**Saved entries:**
#####

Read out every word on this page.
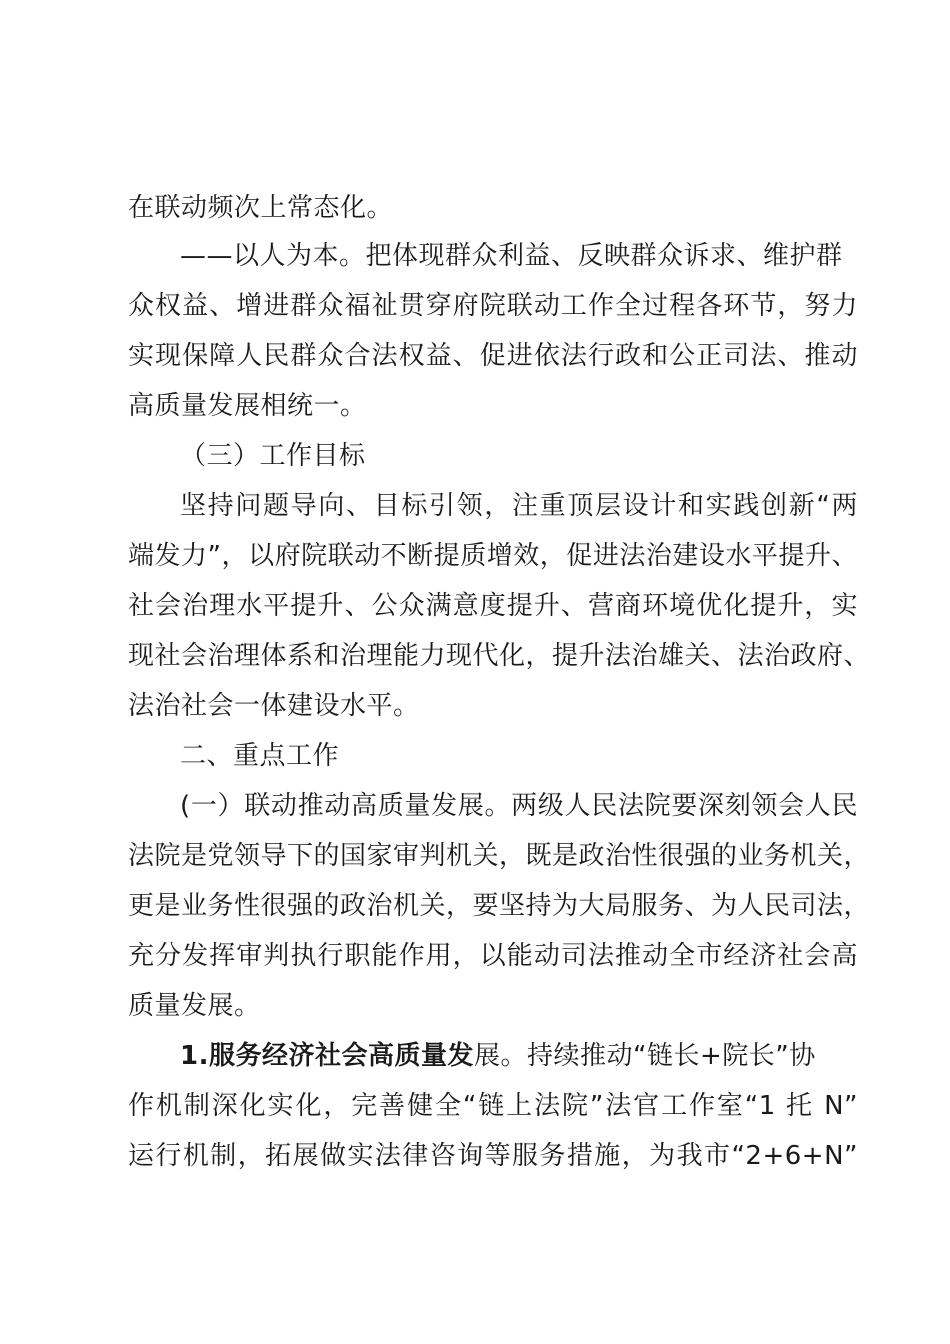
在联动频次上常态化。
——以人为本。把体现群众利益、反映群众诉求、维护群
众权益、增进群众福祉贯穿府院联动工作全过程各环节，努力
实现保障人民群众合法权益、促进依法行政和公正司法、推动
高质量发展相统一。
（三）工作目标
坚持问题导向、目标引领，注重顶层设计和实践创新“两
端发力”，以府院联动不断提质增效，促进法治建设水平提升、
社会治理水平提升、公众满意度提升、营商环境优化提升，实
现社会治理体系和治理能力现代化，提升法治雄关、法治政府、
法治社会一体建设水平。
二、重点工作
(一）联动推动高质量发展。两级人民法院要深刻领会人民
法院是党领导下的国家审判机关，既是政治性很强的业务机关，
更是业务性很强的政治机关，要坚持为大局服务、为人民司法，
充分发挥审判执行职能作用，以能动司法推动全市经济社会高
质量发展。
1.服务经济社会高质量发展。持续推动“链长+院长”协
作机制深化实化，完善健全“链上法院”法官工作室“1 托 N”
运行机制，拓展做实法律咨询等服务措施，为我市“2+6+N”
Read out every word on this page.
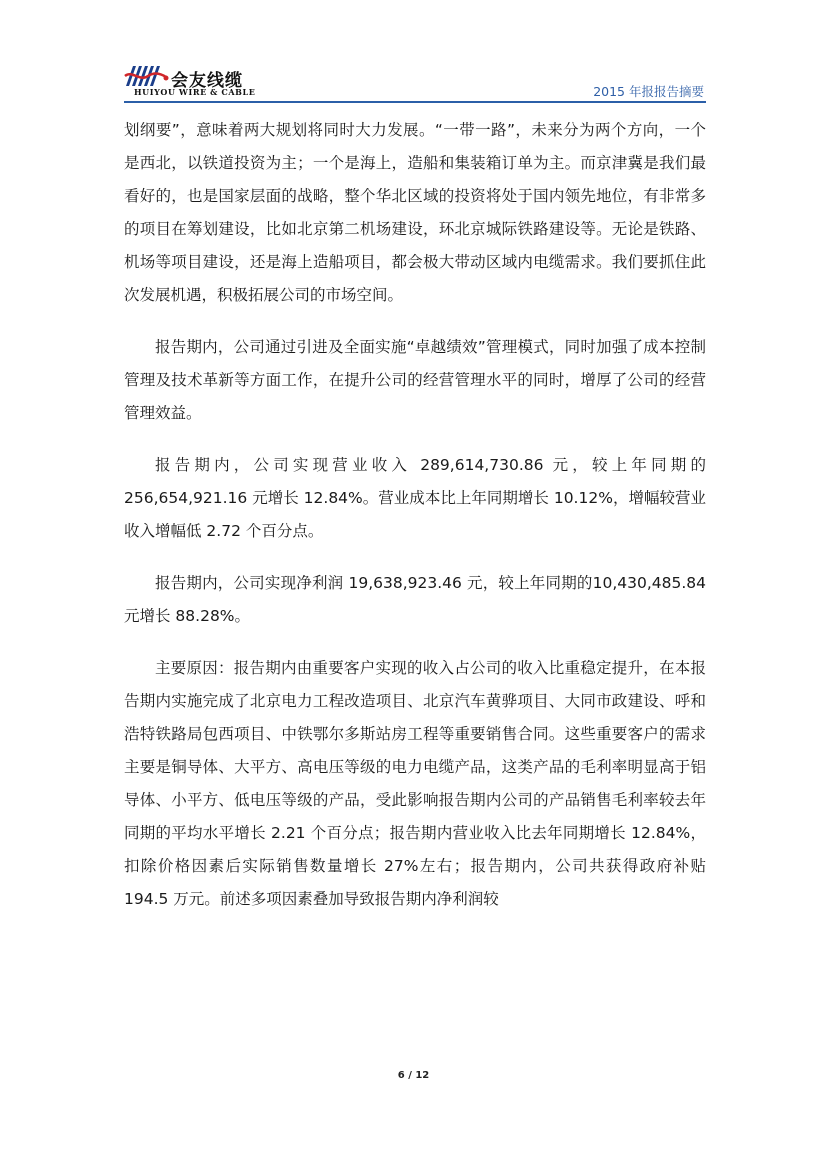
会友线缆
HUIYOU WIRE & CABLE	2015 年报报告摘要

划纲要”，意味着两大规划将同时大力发展。“一带一路”，未来分为两个方向，一个是西北，以铁道投资为主；一个是海上，造船和集装箱订单为主。而京津冀是我们最看好的，也是国家层面的战略，整个华北区域的投资将处于国内领先地位，有非常多的项目在筹划建设，比如北京第二机场建设，环北京城际铁路建设等。无论是铁路、机场等项目建设，还是海上造船项目，都会极大带动区域内电缆需求。我们要抓住此次发展机遇，积极拓展公司的市场空间。

报告期内，公司通过引进及全面实施“卓越绩效”管理模式，同时加强了成本控制管理及技术革新等方面工作，在提升公司的经营管理水平的同时，增厚了公司的经营管理效益。

报告期内，公司实现营业收入 289,614,730.86 元，较上年同期的256,654,921.16 元增长 12.84%。营业成本比上年同期增长 10.12%，增幅较营业收入增幅低 2.72 个百分点。

报告期内，公司实现净利润 19,638,923.46 元，较上年同期的10,430,485.84 元增长 88.28%。

主要原因：报告期内由重要客户实现的收入占公司的收入比重稳定提升，在本报告期内实施完成了北京电力工程改造项目、北京汽车黄骅项目、大同市政建设、呼和浩特铁路局包西项目、中铁鄂尔多斯站房工程等重要销售合同。这些重要客户的需求主要是铜导体、大平方、高电压等级的电力电缆产品，这类产品的毛利率明显高于铝导体、小平方、低电压等级的产品，受此影响报告期内公司的产品销售毛利率较去年同期的平均水平增长 2.21 个百分点；报告期内营业收入比去年同期增长 12.84%，扣除价格因素后实际销售数量增长 27%左右；报告期内，公司共获得政府补贴 194.5 万元。前述多项因素叠加导致报告期内净利润较

6 / 12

#####

**PROBLEM REQUIREMENTS:**
Leave the pictures out and reproduce each record exactly as written.

**TASK RESPONSE:**
Read out every word on this page.
在联动频次上常态化。
——以人为本。把体现群众利益、反映群众诉求、维护群
众权益、增进群众福祉贯穿府院联动工作全过程各环节，努力
实现保障人民群众合法权益、促进依法行政和公正司法、推动
高质量发展相统一。
（三）工作目标
坚持问题导向、目标引领，注重顶层设计和实践创新“两
端发力”，以府院联动不断提质增效，促进法治建设水平提升、
社会治理水平提升、公众满意度提升、营商环境优化提升，实
现社会治理体系和治理能力现代化，提升法治雄关、法治政府、
法治社会一体建设水平。
二、重点工作
(一）联动推动高质量发展。两级人民法院要深刻领会人民
法院是党领导下的国家审判机关，既是政治性很强的业务机关，
更是业务性很强的政治机关，要坚持为大局服务、为人民司法，
充分发挥审判执行职能作用，以能动司法推动全市经济社会高
质量发展。
1.服务经济社会高质量发展。持续推动“链长+院长”协
作机制深化实化，完善健全“链上法院”法官工作室“1 托 N”
运行机制，拓展做实法律咨询等服务措施，为我市“2+6+N”
Read out every word on this page.
会友线缆
HUIYOU WIRE & CABLE	2015 年报报告摘要

划纲要”，意味着两大规划将同时大力发展。“一带一路”，未来分为两个方向，一个是西北，以铁道投资为主；一个是海上，造船和集装箱订单为主。而京津冀是我们最看好的，也是国家层面的战略，整个华北区域的投资将处于国内领先地位，有非常多的项目在筹划建设，比如北京第二机场建设，环北京城际铁路建设等。无论是铁路、机场等项目建设，还是海上造船项目，都会极大带动区域内电缆需求。我们要抓住此次发展机遇，积极拓展公司的市场空间。

报告期内，公司通过引进及全面实施“卓越绩效”管理模式，同时加强了成本控制管理及技术革新等方面工作，在提升公司的经营管理水平的同时，增厚了公司的经营管理效益。

报告期内，公司实现营业收入 289,614,730.86 元，较上年同期的256,654,921.16 元增长 12.84%。营业成本比上年同期增长 10.12%，增幅较营业收入增幅低 2.72 个百分点。

报告期内，公司实现净利润 19,638,923.46 元，较上年同期的10,430,485.84 元增长 88.28%。

主要原因：报告期内由重要客户实现的收入占公司的收入比重稳定提升，在本报告期内实施完成了北京电力工程改造项目、北京汽车黄骅项目、大同市政建设、呼和浩特铁路局包西项目、中铁鄂尔多斯站房工程等重要销售合同。这些重要客户的需求主要是铜导体、大平方、高电压等级的电力电缆产品，这类产品的毛利率明显高于铝导体、小平方、低电压等级的产品，受此影响报告期内公司的产品销售毛利率较去年同期的平均水平增长 2.21 个百分点；报告期内营业收入比去年同期增长 12.84%，扣除价格因素后实际销售数量增长 27%左右；报告期内，公司共获得政府补贴 194.5 万元。前述多项因素叠加导致报告期内净利润较

6 / 12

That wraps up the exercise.